RECORDS SHOWN:

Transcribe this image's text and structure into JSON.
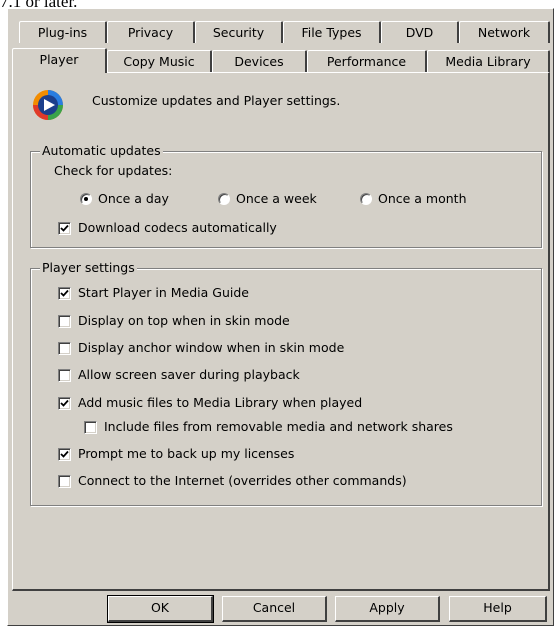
{
  "caption": "7.1 or later.",
  "tabs_back": [
    "Plug-ins",
    "Privacy",
    "Security",
    "File Types",
    "DVD",
    "Network"
  ],
  "tabs_front": [
    "Player",
    "Copy Music",
    "Devices",
    "Performance",
    "Media Library"
  ],
  "active_tab": "Player",
  "intro": "Customize updates and Player settings.",
  "automatic_updates": {
    "legend": "Automatic updates",
    "check_label": "Check for updates:",
    "options": [
      "Once a day",
      "Once a week",
      "Once a month"
    ],
    "selected": "Once a day",
    "download_codecs": {
      "label": "Download codecs automatically",
      "checked": true
    }
  },
  "player_settings": {
    "legend": "Player settings",
    "items": [
      {
        "label": "Start Player in Media Guide",
        "checked": true
      },
      {
        "label": "Display on top when in skin mode",
        "checked": false
      },
      {
        "label": "Display anchor window when in skin mode",
        "checked": false
      },
      {
        "label": "Allow screen saver during playback",
        "checked": false
      },
      {
        "label": "Add music files to Media Library when played",
        "checked": true
      },
      {
        "label": "Include files from removable media and network shares",
        "checked": false
      },
      {
        "label": "Prompt me to back up my licenses",
        "checked": true
      },
      {
        "label": "Connect to the Internet (overrides other commands)",
        "checked": false
      }
    ]
  },
  "buttons": {
    "ok": "OK",
    "cancel": "Cancel",
    "apply": "Apply",
    "help": "Help"
  },
  "colors": {
    "face": "#d4d0c8",
    "highlight": "#ffffff",
    "shadow": "#808080",
    "dark_shadow": "#404040"
  }
}
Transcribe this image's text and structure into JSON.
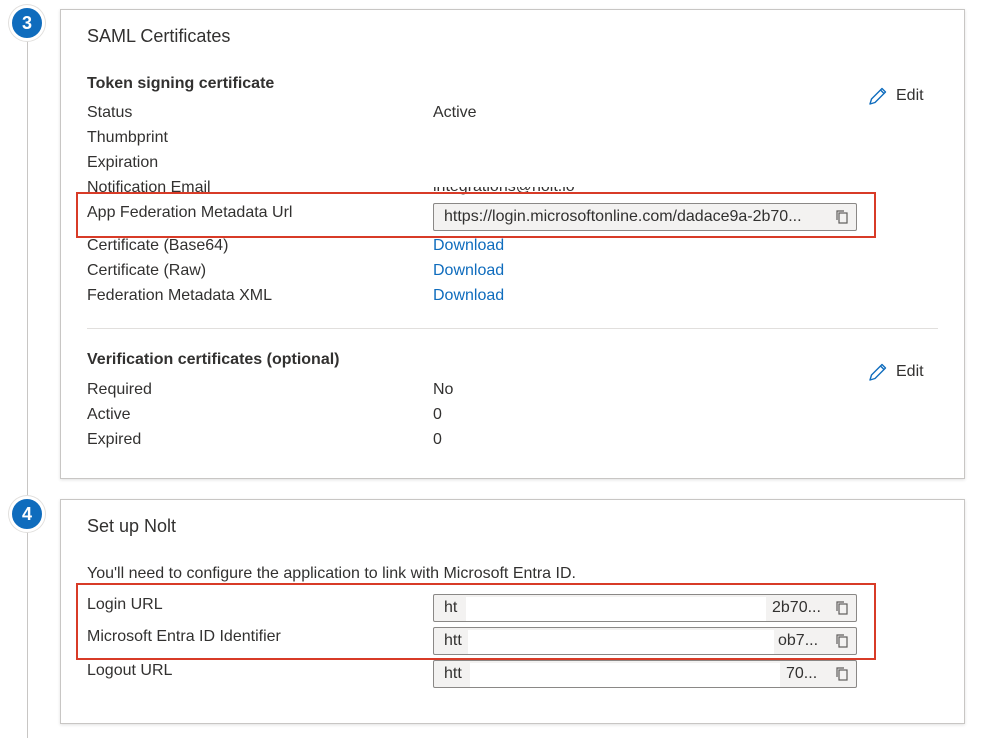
{
  "steps": [
    {
      "number": "3",
      "title": "SAML Certificates",
      "token_signing": {
        "heading": "Token signing certificate",
        "edit_label": "Edit",
        "rows": {
          "status": {
            "label": "Status",
            "value": "Active"
          },
          "thumbprint": {
            "label": "Thumbprint"
          },
          "expiration": {
            "label": "Expiration"
          },
          "notification": {
            "label": "Notification Email",
            "value": "integrations@nolt.io"
          },
          "metadata_url": {
            "label": "App Federation Metadata Url",
            "value": "https://login.microsoftonline.com/dadace9a-2b70..."
          },
          "cert_base64": {
            "label": "Certificate (Base64)",
            "value": "Download"
          },
          "cert_raw": {
            "label": "Certificate (Raw)",
            "value": "Download"
          },
          "fed_xml": {
            "label": "Federation Metadata XML",
            "value": "Download"
          }
        }
      },
      "verification": {
        "heading": "Verification certificates (optional)",
        "edit_label": "Edit",
        "rows": {
          "required": {
            "label": "Required",
            "value": "No"
          },
          "active": {
            "label": "Active",
            "value": "0"
          },
          "expired": {
            "label": "Expired",
            "value": "0"
          }
        }
      }
    },
    {
      "number": "4",
      "title": "Set up Nolt",
      "description": "You'll need to configure the application to link with Microsoft Entra ID.",
      "fields": {
        "login_url": {
          "label": "Login URL",
          "prefix": "ht",
          "suffix": "2b70..."
        },
        "entra_id": {
          "label": "Microsoft Entra ID Identifier",
          "prefix": "htt",
          "suffix": "ob7..."
        },
        "logout_url": {
          "label": "Logout URL",
          "prefix": "htt",
          "suffix": "70..."
        }
      }
    }
  ],
  "icons": {
    "edit": "pencil-icon",
    "copy": "copy-icon"
  },
  "colors": {
    "accent": "#0f6cbd",
    "highlight": "#d83b27",
    "field_bg": "#f3f2f1"
  }
}
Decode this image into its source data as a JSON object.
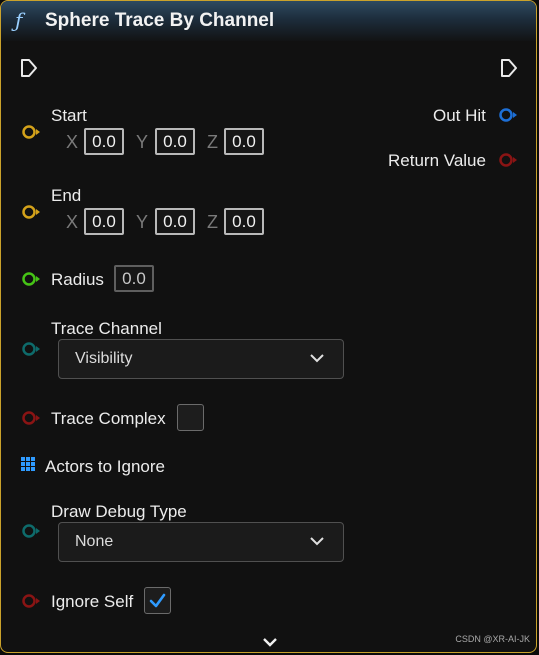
{
  "node": {
    "title": "Sphere Trace By Channel",
    "function_icon": "function-icon",
    "inputs": {
      "start": {
        "label": "Start",
        "x_axis": "X",
        "y_axis": "Y",
        "z_axis": "Z",
        "x": "0.0",
        "y": "0.0",
        "z": "0.0"
      },
      "end": {
        "label": "End",
        "x_axis": "X",
        "y_axis": "Y",
        "z_axis": "Z",
        "x": "0.0",
        "y": "0.0",
        "z": "0.0"
      },
      "radius": {
        "label": "Radius",
        "value": "0.0"
      },
      "trace_channel": {
        "label": "Trace Channel",
        "selected": "Visibility"
      },
      "trace_complex": {
        "label": "Trace Complex",
        "checked": false
      },
      "actors_to_ignore": {
        "label": "Actors to Ignore"
      },
      "draw_debug_type": {
        "label": "Draw Debug Type",
        "selected": "None"
      },
      "ignore_self": {
        "label": "Ignore Self",
        "checked": true
      }
    },
    "outputs": {
      "out_hit": {
        "label": "Out Hit"
      },
      "return_value": {
        "label": "Return Value"
      }
    }
  },
  "colors": {
    "border": "#caa22b",
    "vector_pin": "#d4a21a",
    "float_pin": "#46c416",
    "enum_pin": "#0e6b6b",
    "bool_pin": "#8a1414",
    "struct_pin": "#1d6fd6",
    "array_pin": "#2f9bff",
    "check": "#2f9bff"
  },
  "watermark": "CSDN @XR-AI-JK"
}
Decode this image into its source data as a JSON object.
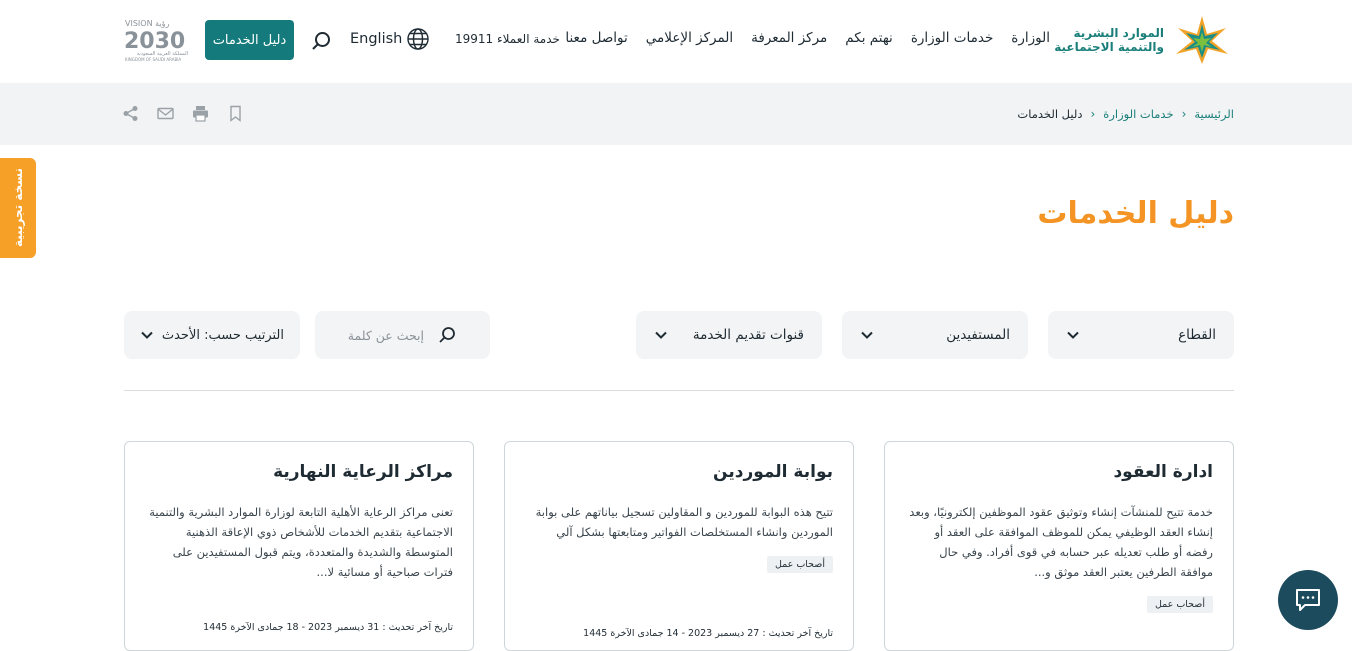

WHAT NEEDS TO BE DONE:
Each record should be quoted exactly, with the images omitted.

RESULT OF THE TASK:
Transcribe this image's text and structure into JSON.
{
  "caption": "7.1 or later.",
  "tabs_back": [
    "Plug-ins",
    "Privacy",
    "Security",
    "File Types",
    "DVD",
    "Network"
  ],
  "tabs_front": [
    "Player",
    "Copy Music",
    "Devices",
    "Performance",
    "Media Library"
  ],
  "active_tab": "Player",
  "intro": "Customize updates and Player settings.",
  "automatic_updates": {
    "legend": "Automatic updates",
    "check_label": "Check for updates:",
    "options": [
      "Once a day",
      "Once a week",
      "Once a month"
    ],
    "selected": "Once a day",
    "download_codecs": {
      "label": "Download codecs automatically",
      "checked": true
    }
  },
  "player_settings": {
    "legend": "Player settings",
    "items": [
      {
        "label": "Start Player in Media Guide",
        "checked": true
      },
      {
        "label": "Display on top when in skin mode",
        "checked": false
      },
      {
        "label": "Display anchor window when in skin mode",
        "checked": false
      },
      {
        "label": "Allow screen saver during playback",
        "checked": false
      },
      {
        "label": "Add music files to Media Library when played",
        "checked": true
      },
      {
        "label": "Include files from removable media and network shares",
        "checked": false
      },
      {
        "label": "Prompt me to back up my licenses",
        "checked": true
      },
      {
        "label": "Connect to the Internet (overrides other commands)",
        "checked": false
      }
    ]
  },
  "buttons": {
    "ok": "OK",
    "cancel": "Cancel",
    "apply": "Apply",
    "help": "Help"
  },
  "colors": {
    "face": "#d4d0c8",
    "highlight": "#ffffff",
    "shadow": "#808080",
    "dark_shadow": "#404040"
  }
}
Transcribe this image's text and structure into JSON.
{
  "steps": [
    {
      "number": "3",
      "title": "SAML Certificates",
      "token_signing": {
        "heading": "Token signing certificate",
        "edit_label": "Edit",
        "rows": {
          "status": {
            "label": "Status",
            "value": "Active"
          },
          "thumbprint": {
            "label": "Thumbprint"
          },
          "expiration": {
            "label": "Expiration"
          },
          "notification": {
            "label": "Notification Email",
            "value": "integrations@nolt.io"
          },
          "metadata_url": {
            "label": "App Federation Metadata Url",
            "value": "https://login.microsoftonline.com/dadace9a-2b70..."
          },
          "cert_base64": {
            "label": "Certificate (Base64)",
            "value": "Download"
          },
          "cert_raw": {
            "label": "Certificate (Raw)",
            "value": "Download"
          },
          "fed_xml": {
            "label": "Federation Metadata XML",
            "value": "Download"
          }
        }
      },
      "verification": {
        "heading": "Verification certificates (optional)",
        "edit_label": "Edit",
        "rows": {
          "required": {
            "label": "Required",
            "value": "No"
          },
          "active": {
            "label": "Active",
            "value": "0"
          },
          "expired": {
            "label": "Expired",
            "value": "0"
          }
        }
      }
    },
    {
      "number": "4",
      "title": "Set up Nolt",
      "description": "You'll need to configure the application to link with Microsoft Entra ID.",
      "fields": {
        "login_url": {
          "label": "Login URL",
          "prefix": "ht",
          "suffix": "2b70..."
        },
        "entra_id": {
          "label": "Microsoft Entra ID Identifier",
          "prefix": "htt",
          "suffix": "ob7..."
        },
        "logout_url": {
          "label": "Logout URL",
          "prefix": "htt",
          "suffix": "70..."
        }
      }
    }
  ],
  "icons": {
    "edit": "pencil-icon",
    "copy": "copy-icon"
  },
  "colors": {
    "accent": "#0f6cbd",
    "highlight": "#d83b27",
    "field_bg": "#f3f2f1"
  }
}
Decode this image into its source data as a JSON object.
{
  "node": {
    "title": "Sphere Trace By Channel",
    "function_icon": "function-icon",
    "inputs": {
      "start": {
        "label": "Start",
        "x_axis": "X",
        "y_axis": "Y",
        "z_axis": "Z",
        "x": "0.0",
        "y": "0.0",
        "z": "0.0"
      },
      "end": {
        "label": "End",
        "x_axis": "X",
        "y_axis": "Y",
        "z_axis": "Z",
        "x": "0.0",
        "y": "0.0",
        "z": "0.0"
      },
      "radius": {
        "label": "Radius",
        "value": "0.0"
      },
      "trace_channel": {
        "label": "Trace Channel",
        "selected": "Visibility"
      },
      "trace_complex": {
        "label": "Trace Complex",
        "checked": false
      },
      "actors_to_ignore": {
        "label": "Actors to Ignore"
      },
      "draw_debug_type": {
        "label": "Draw Debug Type",
        "selected": "None"
      },
      "ignore_self": {
        "label": "Ignore Self",
        "checked": true
      }
    },
    "outputs": {
      "out_hit": {
        "label": "Out Hit"
      },
      "return_value": {
        "label": "Return Value"
      }
    }
  },
  "colors": {
    "border": "#caa22b",
    "vector_pin": "#d4a21a",
    "float_pin": "#46c416",
    "enum_pin": "#0e6b6b",
    "bool_pin": "#8a1414",
    "struct_pin": "#1d6fd6",
    "array_pin": "#2f9bff",
    "check": "#2f9bff"
  },
  "watermark": "CSDN @XR-AI-JK"
}
Decode this image into its source data as a JSON object.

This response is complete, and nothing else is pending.